SET TASK 1 - In the passage asking why light sources look confined, what does the writer say must happen for an object to be seen?
SET TASK 2 - Extend the question about why glowing light sources look confined, starting after its final sentence.

TEXT PASSAGE -
□ □ □ □ □ □ □

Why is visible light observed as confined to its source? When I observe a visible light source, like the sun or a light bulb, why do I observe the light source as a confined object? Like why is the sun or a bulb or whatever seen as a confined ball of glowing light? Shouldn’t I Just see beams of light everywhere? Like a car passes you at night and you can see it’s head lamps as confined bright glowing things. You can see what those lamps illuminate but you don’t see anything in between. Why? I understand that the photons have to hit an object and be re-emitted and then hit your eye for you to see an object. But when I look at a visible light source I see that source as a confined glowing object. Why is it confined? Like why are glowing things able to be seen as a confined glowing thing? Like let’s change the source to fire - why do I see the flame as a confined luminous thing? If the plasma of the fire is emitting visible light why do I see it as a confined thing?! Also I am worried I can’t actually explain what I am wanting to know. So help clarifying is welcomed.

□ □ □ □ □ □ □

EXCERPTED RECORDS -
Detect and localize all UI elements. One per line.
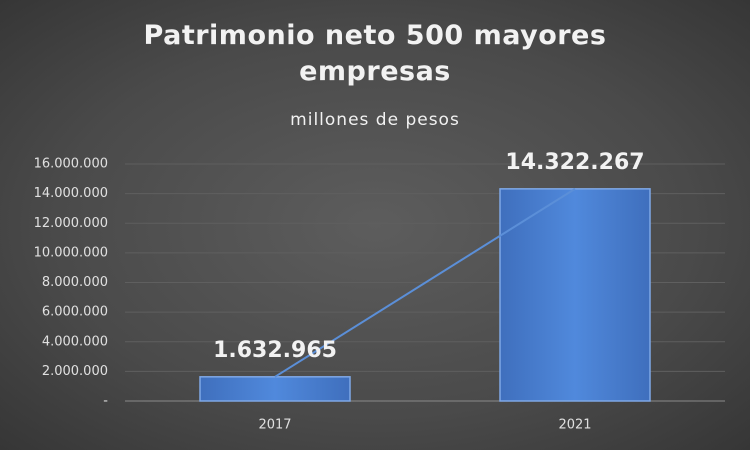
y-tick-label: 14.000.000 (34, 186, 108, 201)
chart-subtitle: millones de pesos (290, 110, 460, 130)
bar (199, 376, 351, 402)
x-tick-label: 2017 (258, 418, 291, 433)
y-tick-label: 4.000.000 (42, 334, 108, 349)
y-tick-label: 2.000.000 (42, 364, 108, 379)
y-tick-label: 12.000.000 (34, 216, 108, 231)
chart-title: Patrimonio neto 500 mayores empresas (143, 20, 607, 87)
value-label: 1.632.965 (213, 338, 337, 363)
x-tick-label: 2021 (558, 418, 591, 433)
y-tick-label: 10.000.000 (34, 245, 108, 260)
value-label: 14.322.267 (505, 150, 644, 175)
y-tick-label: 16.000.000 (34, 157, 108, 172)
trendline (274, 188, 576, 378)
bar (499, 188, 651, 402)
y-tick-label: 6.000.000 (42, 305, 108, 320)
y-tick-label: - (103, 394, 108, 409)
y-tick-label: 8.000.000 (42, 275, 108, 290)
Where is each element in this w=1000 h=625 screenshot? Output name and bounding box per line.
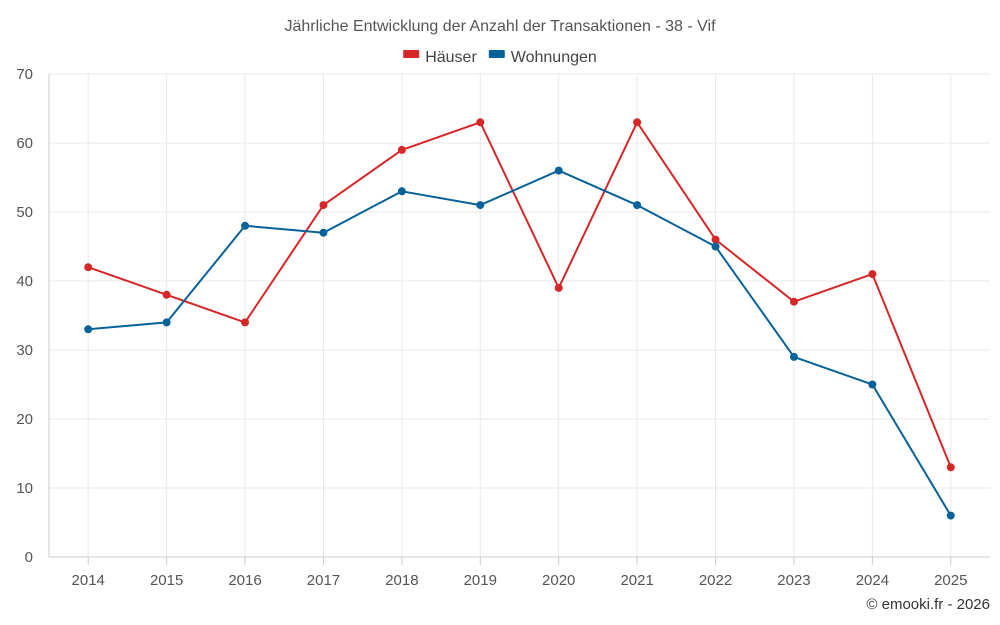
x-tick-label: 2023 [777, 572, 810, 589]
y-tick-label: 10 [16, 480, 33, 497]
data-point-haeuser [554, 283, 563, 292]
data-point-wohnungen [633, 201, 642, 210]
credit-text: © emooki.fr - 2026 [866, 596, 990, 613]
x-tick-label: 2014 [72, 572, 105, 589]
data-point-wohnungen [319, 228, 328, 237]
data-point-haeuser [162, 290, 171, 299]
series-line-haeuser [87, 121, 952, 468]
y-tick-label: 30 [16, 342, 33, 359]
data-point-wohnungen [84, 325, 93, 334]
y-tick-label: 70 [16, 66, 33, 83]
y-tick-label: 20 [16, 411, 33, 428]
x-tick-label: 2016 [228, 572, 261, 589]
data-point-wohnungen [711, 242, 720, 251]
series-line-wohnungen [88, 169, 952, 517]
data-point-haeuser [84, 263, 93, 272]
y-tick-label: 60 [16, 135, 33, 152]
data-point-haeuser [633, 118, 642, 127]
chart-series [84, 118, 955, 520]
data-point-wohnungen [476, 201, 485, 210]
legend-swatch [403, 50, 420, 58]
legend-label: Wohnungen [511, 49, 597, 66]
data-point-wohnungen [162, 318, 171, 327]
chart-title: Jährliche Entwicklung der Anzahl der Tra… [284, 18, 716, 35]
chart-legend: Häuser Wohnungen [403, 49, 597, 66]
x-tick-label: 2018 [385, 572, 418, 589]
y-tick-label: 50 [16, 204, 33, 221]
data-point-wohnungen [241, 221, 250, 230]
data-point-haeuser [319, 201, 328, 210]
data-point-haeuser [397, 145, 406, 154]
y-axis: 0 10 20 30 40 50 60 70 [16, 66, 33, 566]
data-point-wohnungen [789, 352, 798, 361]
x-axis: 2014 2015 2016 2017 2018 2019 2020 2021 2022 2023… [72, 557, 967, 589]
data-point-wohnungen [946, 511, 955, 520]
y-tick-label: 0 [25, 549, 33, 566]
data-point-haeuser [946, 463, 955, 472]
data-point-haeuser [241, 318, 250, 327]
chart-grid [48, 73, 990, 558]
data-point-wohnungen [397, 187, 406, 196]
x-tick-label: 2024 [856, 572, 889, 589]
data-point-wohnungen [554, 166, 563, 175]
x-tick-label: 2022 [699, 572, 732, 589]
data-point-haeuser [789, 297, 798, 306]
x-tick-label: 2020 [542, 572, 575, 589]
x-tick-label: 2015 [150, 572, 183, 589]
y-tick-label: 40 [16, 273, 33, 290]
data-point-wohnungen [868, 380, 877, 389]
x-tick-label: 2019 [464, 572, 497, 589]
legend-label: Häuser [425, 49, 477, 66]
data-point-haeuser [476, 118, 485, 127]
x-tick-label: 2017 [307, 572, 340, 589]
x-tick-label: 2025 [934, 572, 967, 589]
x-tick-label: 2021 [620, 572, 653, 589]
data-point-haeuser [711, 235, 720, 244]
data-point-haeuser [868, 270, 877, 279]
legend-swatch [488, 50, 505, 58]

□ □ □ □ □ □ □

TASK ANSWER 1 - Photons have to hit the object, be re-emitted, and then hit the eye.

TASK ANSWER 2 -
EDIT
Okay I forgot my login information but I need more assistance from this wonderful community, please if I may? I appreciate all the answers and they all make sense but I think what I was attempting to ask was -
Do photons somehow carry information. Just because a photon enters my pinhole retina doesn’t explain WHY my brain knows to construct an image from it in such a way as to make a thing appear a certain side or shape. Also if photons are the reason I see other things via refraction or what have you, it doesn’t explain why I can see their source if they’re not refracting off of anything. Or are they? Perhaps the atmosphere of the sun is the point of refraction? Or the glass of a light bulb or the plasma gas if a fire?  How can a photon show me it’s sources as a glowing thing, also show me the tree and remain invisible as it propagates. Is this because my brain only presents me an edited version of reality? How does it do that? Photons then must be some type of information packet. Is there a measurement of how much information a photon can store? Is any of this making sense to anyone? This is why I was saying it’s kind of a abstract question - I hope I’ve made the question more clear. Any book recommendations I can read that may answer these types of questions are gladly accepted, even if it may be out of my depth I would still appreciate anything from anyone. Thank you. I apologize in advance if this post is a violation of the proper guidelines for posting, I lost my login information and hoped I’d use Google to sign in previously- if I need to repost a new topic or question please let me know?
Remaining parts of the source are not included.